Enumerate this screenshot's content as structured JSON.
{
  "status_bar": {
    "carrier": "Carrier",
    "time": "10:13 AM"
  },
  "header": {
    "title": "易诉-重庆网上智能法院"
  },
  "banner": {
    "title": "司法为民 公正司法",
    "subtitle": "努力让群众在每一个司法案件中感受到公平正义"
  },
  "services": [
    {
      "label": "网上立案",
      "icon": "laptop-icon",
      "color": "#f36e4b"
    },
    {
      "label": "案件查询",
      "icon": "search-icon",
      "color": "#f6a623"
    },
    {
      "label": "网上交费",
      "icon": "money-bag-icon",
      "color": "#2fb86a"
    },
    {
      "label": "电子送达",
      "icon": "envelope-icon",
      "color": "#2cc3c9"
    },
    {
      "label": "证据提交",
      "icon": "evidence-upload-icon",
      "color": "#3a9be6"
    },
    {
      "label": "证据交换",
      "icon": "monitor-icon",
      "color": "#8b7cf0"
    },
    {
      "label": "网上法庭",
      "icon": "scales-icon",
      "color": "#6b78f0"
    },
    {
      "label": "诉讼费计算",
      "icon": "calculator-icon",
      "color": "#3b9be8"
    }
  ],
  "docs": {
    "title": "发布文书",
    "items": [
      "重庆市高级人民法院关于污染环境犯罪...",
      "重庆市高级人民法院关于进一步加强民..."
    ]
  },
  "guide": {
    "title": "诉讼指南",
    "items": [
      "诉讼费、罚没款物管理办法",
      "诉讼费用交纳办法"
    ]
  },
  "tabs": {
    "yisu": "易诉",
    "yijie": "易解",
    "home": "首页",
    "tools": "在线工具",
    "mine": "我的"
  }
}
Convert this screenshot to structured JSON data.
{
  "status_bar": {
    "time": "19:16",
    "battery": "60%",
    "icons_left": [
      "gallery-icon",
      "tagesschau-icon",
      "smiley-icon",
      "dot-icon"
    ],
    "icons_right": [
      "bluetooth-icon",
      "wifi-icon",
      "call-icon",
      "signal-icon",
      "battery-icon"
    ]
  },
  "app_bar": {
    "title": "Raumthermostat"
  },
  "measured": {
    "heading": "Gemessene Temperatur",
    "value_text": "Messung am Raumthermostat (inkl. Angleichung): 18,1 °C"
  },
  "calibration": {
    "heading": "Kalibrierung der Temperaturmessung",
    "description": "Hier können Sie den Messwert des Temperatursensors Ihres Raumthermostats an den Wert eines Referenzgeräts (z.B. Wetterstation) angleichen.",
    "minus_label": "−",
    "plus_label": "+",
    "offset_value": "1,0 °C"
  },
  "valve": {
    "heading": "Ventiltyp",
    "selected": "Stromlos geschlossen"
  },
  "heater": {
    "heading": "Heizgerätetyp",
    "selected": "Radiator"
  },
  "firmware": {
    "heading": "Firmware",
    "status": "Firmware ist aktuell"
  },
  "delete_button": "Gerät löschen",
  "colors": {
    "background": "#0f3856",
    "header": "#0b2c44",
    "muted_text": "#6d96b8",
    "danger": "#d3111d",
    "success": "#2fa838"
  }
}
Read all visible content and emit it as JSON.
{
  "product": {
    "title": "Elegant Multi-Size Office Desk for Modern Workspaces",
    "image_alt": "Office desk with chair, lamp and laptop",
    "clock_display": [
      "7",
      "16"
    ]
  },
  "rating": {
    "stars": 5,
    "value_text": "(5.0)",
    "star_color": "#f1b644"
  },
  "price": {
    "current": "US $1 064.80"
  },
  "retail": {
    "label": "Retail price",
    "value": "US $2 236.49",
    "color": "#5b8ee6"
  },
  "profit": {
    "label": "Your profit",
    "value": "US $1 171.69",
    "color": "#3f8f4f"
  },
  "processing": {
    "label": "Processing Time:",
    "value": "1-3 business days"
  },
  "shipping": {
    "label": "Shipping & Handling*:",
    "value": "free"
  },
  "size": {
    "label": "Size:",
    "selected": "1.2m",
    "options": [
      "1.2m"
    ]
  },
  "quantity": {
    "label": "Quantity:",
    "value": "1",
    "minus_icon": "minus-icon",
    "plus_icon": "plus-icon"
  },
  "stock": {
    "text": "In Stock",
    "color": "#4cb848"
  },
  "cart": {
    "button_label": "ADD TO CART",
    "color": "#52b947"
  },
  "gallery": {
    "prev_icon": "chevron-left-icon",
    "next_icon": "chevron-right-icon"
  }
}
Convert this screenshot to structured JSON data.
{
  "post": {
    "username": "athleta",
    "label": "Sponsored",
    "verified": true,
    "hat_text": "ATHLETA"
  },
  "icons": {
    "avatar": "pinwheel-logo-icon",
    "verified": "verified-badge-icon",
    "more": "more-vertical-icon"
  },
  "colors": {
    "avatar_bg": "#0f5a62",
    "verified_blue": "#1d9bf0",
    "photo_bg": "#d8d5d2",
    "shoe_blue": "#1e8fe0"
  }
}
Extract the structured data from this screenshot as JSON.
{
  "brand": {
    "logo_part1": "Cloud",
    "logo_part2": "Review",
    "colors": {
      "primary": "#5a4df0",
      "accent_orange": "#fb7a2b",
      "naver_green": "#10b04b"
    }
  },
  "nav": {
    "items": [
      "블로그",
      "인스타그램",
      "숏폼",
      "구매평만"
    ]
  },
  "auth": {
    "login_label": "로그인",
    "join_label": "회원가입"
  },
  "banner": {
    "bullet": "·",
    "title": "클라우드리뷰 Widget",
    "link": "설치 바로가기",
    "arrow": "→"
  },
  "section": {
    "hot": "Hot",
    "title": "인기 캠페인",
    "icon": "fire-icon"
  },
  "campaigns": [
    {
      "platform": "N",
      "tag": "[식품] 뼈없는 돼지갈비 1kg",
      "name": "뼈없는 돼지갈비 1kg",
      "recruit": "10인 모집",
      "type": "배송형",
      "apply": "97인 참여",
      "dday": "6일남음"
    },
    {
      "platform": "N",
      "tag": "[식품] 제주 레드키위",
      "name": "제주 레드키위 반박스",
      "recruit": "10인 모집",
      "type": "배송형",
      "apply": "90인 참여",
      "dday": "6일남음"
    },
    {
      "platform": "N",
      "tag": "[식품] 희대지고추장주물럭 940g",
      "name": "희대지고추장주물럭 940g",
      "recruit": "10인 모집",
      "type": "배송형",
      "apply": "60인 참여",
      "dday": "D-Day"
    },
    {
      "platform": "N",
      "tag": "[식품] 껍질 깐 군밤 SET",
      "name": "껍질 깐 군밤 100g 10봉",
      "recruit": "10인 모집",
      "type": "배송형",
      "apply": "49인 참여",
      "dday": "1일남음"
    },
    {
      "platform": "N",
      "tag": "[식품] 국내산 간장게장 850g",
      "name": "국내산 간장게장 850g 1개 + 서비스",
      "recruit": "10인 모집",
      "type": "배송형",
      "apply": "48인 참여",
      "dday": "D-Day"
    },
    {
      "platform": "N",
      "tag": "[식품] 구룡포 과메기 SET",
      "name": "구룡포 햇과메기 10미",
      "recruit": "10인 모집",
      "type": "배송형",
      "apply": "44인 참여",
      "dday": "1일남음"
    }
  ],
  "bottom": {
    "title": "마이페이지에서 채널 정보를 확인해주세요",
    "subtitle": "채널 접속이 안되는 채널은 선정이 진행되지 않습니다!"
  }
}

+ + + + +

§ PROBLEM DETAILS:
Copy out the full listing exactly.

§ TASK RESULT:
Enumerate this screenshot's content as structured JSON.
{
  "status_bar": {
    "carrier": "Carrier",
    "time": "10:13 AM"
  },
  "header": {
    "title": "易诉-重庆网上智能法院"
  },
  "banner": {
    "title": "司法为民 公正司法",
    "subtitle": "努力让群众在每一个司法案件中感受到公平正义"
  },
  "services": [
    {
      "label": "网上立案",
      "icon": "laptop-icon",
      "color": "#f36e4b"
    },
    {
      "label": "案件查询",
      "icon": "search-icon",
      "color": "#f6a623"
    },
    {
      "label": "网上交费",
      "icon": "money-bag-icon",
      "color": "#2fb86a"
    },
    {
      "label": "电子送达",
      "icon": "envelope-icon",
      "color": "#2cc3c9"
    },
    {
      "label": "证据提交",
      "icon": "evidence-upload-icon",
      "color": "#3a9be6"
    },
    {
      "label": "证据交换",
      "icon": "monitor-icon",
      "color": "#8b7cf0"
    },
    {
      "label": "网上法庭",
      "icon": "scales-icon",
      "color": "#6b78f0"
    },
    {
      "label": "诉讼费计算",
      "icon": "calculator-icon",
      "color": "#3b9be8"
    }
  ],
  "docs": {
    "title": "发布文书",
    "items": [
      "重庆市高级人民法院关于污染环境犯罪...",
      "重庆市高级人民法院关于进一步加强民..."
    ]
  },
  "guide": {
    "title": "诉讼指南",
    "items": [
      "诉讼费、罚没款物管理办法",
      "诉讼费用交纳办法"
    ]
  },
  "tabs": {
    "yisu": "易诉",
    "yijie": "易解",
    "home": "首页",
    "tools": "在线工具",
    "mine": "我的"
  }
}
Convert this screenshot to structured JSON data.
{
  "status_bar": {
    "time": "19:16",
    "battery": "60%",
    "icons_left": [
      "gallery-icon",
      "tagesschau-icon",
      "smiley-icon",
      "dot-icon"
    ],
    "icons_right": [
      "bluetooth-icon",
      "wifi-icon",
      "call-icon",
      "signal-icon",
      "battery-icon"
    ]
  },
  "app_bar": {
    "title": "Raumthermostat"
  },
  "measured": {
    "heading": "Gemessene Temperatur",
    "value_text": "Messung am Raumthermostat (inkl. Angleichung): 18,1 °C"
  },
  "calibration": {
    "heading": "Kalibrierung der Temperaturmessung",
    "description": "Hier können Sie den Messwert des Temperatursensors Ihres Raumthermostats an den Wert eines Referenzgeräts (z.B. Wetterstation) angleichen.",
    "minus_label": "−",
    "plus_label": "+",
    "offset_value": "1,0 °C"
  },
  "valve": {
    "heading": "Ventiltyp",
    "selected": "Stromlos geschlossen"
  },
  "heater": {
    "heading": "Heizgerätetyp",
    "selected": "Radiator"
  },
  "firmware": {
    "heading": "Firmware",
    "status": "Firmware ist aktuell"
  },
  "delete_button": "Gerät löschen",
  "colors": {
    "background": "#0f3856",
    "header": "#0b2c44",
    "muted_text": "#6d96b8",
    "danger": "#d3111d",
    "success": "#2fa838"
  }
}
Read all visible content and emit it as JSON.
{
  "product": {
    "title": "Elegant Multi-Size Office Desk for Modern Workspaces",
    "image_alt": "Office desk with chair, lamp and laptop",
    "clock_display": [
      "7",
      "16"
    ]
  },
  "rating": {
    "stars": 5,
    "value_text": "(5.0)",
    "star_color": "#f1b644"
  },
  "price": {
    "current": "US $1 064.80"
  },
  "retail": {
    "label": "Retail price",
    "value": "US $2 236.49",
    "color": "#5b8ee6"
  },
  "profit": {
    "label": "Your profit",
    "value": "US $1 171.69",
    "color": "#3f8f4f"
  },
  "processing": {
    "label": "Processing Time:",
    "value": "1-3 business days"
  },
  "shipping": {
    "label": "Shipping & Handling*:",
    "value": "free"
  },
  "size": {
    "label": "Size:",
    "selected": "1.2m",
    "options": [
      "1.2m"
    ]
  },
  "quantity": {
    "label": "Quantity:",
    "value": "1",
    "minus_icon": "minus-icon",
    "plus_icon": "plus-icon"
  },
  "stock": {
    "text": "In Stock",
    "color": "#4cb848"
  },
  "cart": {
    "button_label": "ADD TO CART",
    "color": "#52b947"
  },
  "gallery": {
    "prev_icon": "chevron-left-icon",
    "next_icon": "chevron-right-icon"
  }
}
Convert this screenshot to structured JSON data.
{
  "post": {
    "username": "athleta",
    "label": "Sponsored",
    "verified": true,
    "hat_text": "ATHLETA"
  },
  "icons": {
    "avatar": "pinwheel-logo-icon",
    "verified": "verified-badge-icon",
    "more": "more-vertical-icon"
  },
  "colors": {
    "avatar_bg": "#0f5a62",
    "verified_blue": "#1d9bf0",
    "photo_bg": "#d8d5d2",
    "shoe_blue": "#1e8fe0"
  }
}
Extract the structured data from this screenshot as JSON.
{
  "brand": {
    "logo_part1": "Cloud",
    "logo_part2": "Review",
    "colors": {
      "primary": "#5a4df0",
      "accent_orange": "#fb7a2b",
      "naver_green": "#10b04b"
    }
  },
  "nav": {
    "items": [
      "블로그",
      "인스타그램",
      "숏폼",
      "구매평만"
    ]
  },
  "auth": {
    "login_label": "로그인",
    "join_label": "회원가입"
  },
  "banner": {
    "bullet": "·",
    "title": "클라우드리뷰 Widget",
    "link": "설치 바로가기",
    "arrow": "→"
  },
  "section": {
    "hot": "Hot",
    "title": "인기 캠페인",
    "icon": "fire-icon"
  },
  "campaigns": [
    {
      "platform": "N",
      "tag": "[식품] 뼈없는 돼지갈비 1kg",
      "name": "뼈없는 돼지갈비 1kg",
      "recruit": "10인 모집",
      "type": "배송형",
      "apply": "97인 참여",
      "dday": "6일남음"
    },
    {
      "platform": "N",
      "tag": "[식품] 제주 레드키위",
      "name": "제주 레드키위 반박스",
      "recruit": "10인 모집",
      "type": "배송형",
      "apply": "90인 참여",
      "dday": "6일남음"
    },
    {
      "platform": "N",
      "tag": "[식품] 희대지고추장주물럭 940g",
      "name": "희대지고추장주물럭 940g",
      "recruit": "10인 모집",
      "type": "배송형",
      "apply": "60인 참여",
      "dday": "D-Day"
    },
    {
      "platform": "N",
      "tag": "[식품] 껍질 깐 군밤 SET",
      "name": "껍질 깐 군밤 100g 10봉",
      "recruit": "10인 모집",
      "type": "배송형",
      "apply": "49인 참여",
      "dday": "1일남음"
    },
    {
      "platform": "N",
      "tag": "[식품] 국내산 간장게장 850g",
      "name": "국내산 간장게장 850g 1개 + 서비스",
      "recruit": "10인 모집",
      "type": "배송형",
      "apply": "48인 참여",
      "dday": "D-Day"
    },
    {
      "platform": "N",
      "tag": "[식품] 구룡포 과메기 SET",
      "name": "구룡포 햇과메기 10미",
      "recruit": "10인 모집",
      "type": "배송형",
      "apply": "44인 참여",
      "dday": "1일남음"
    }
  ],
  "bottom": {
    "title": "마이페이지에서 채널 정보를 확인해주세요",
    "subtitle": "채널 접속이 안되는 채널은 선정이 진행되지 않습니다!"
  }
}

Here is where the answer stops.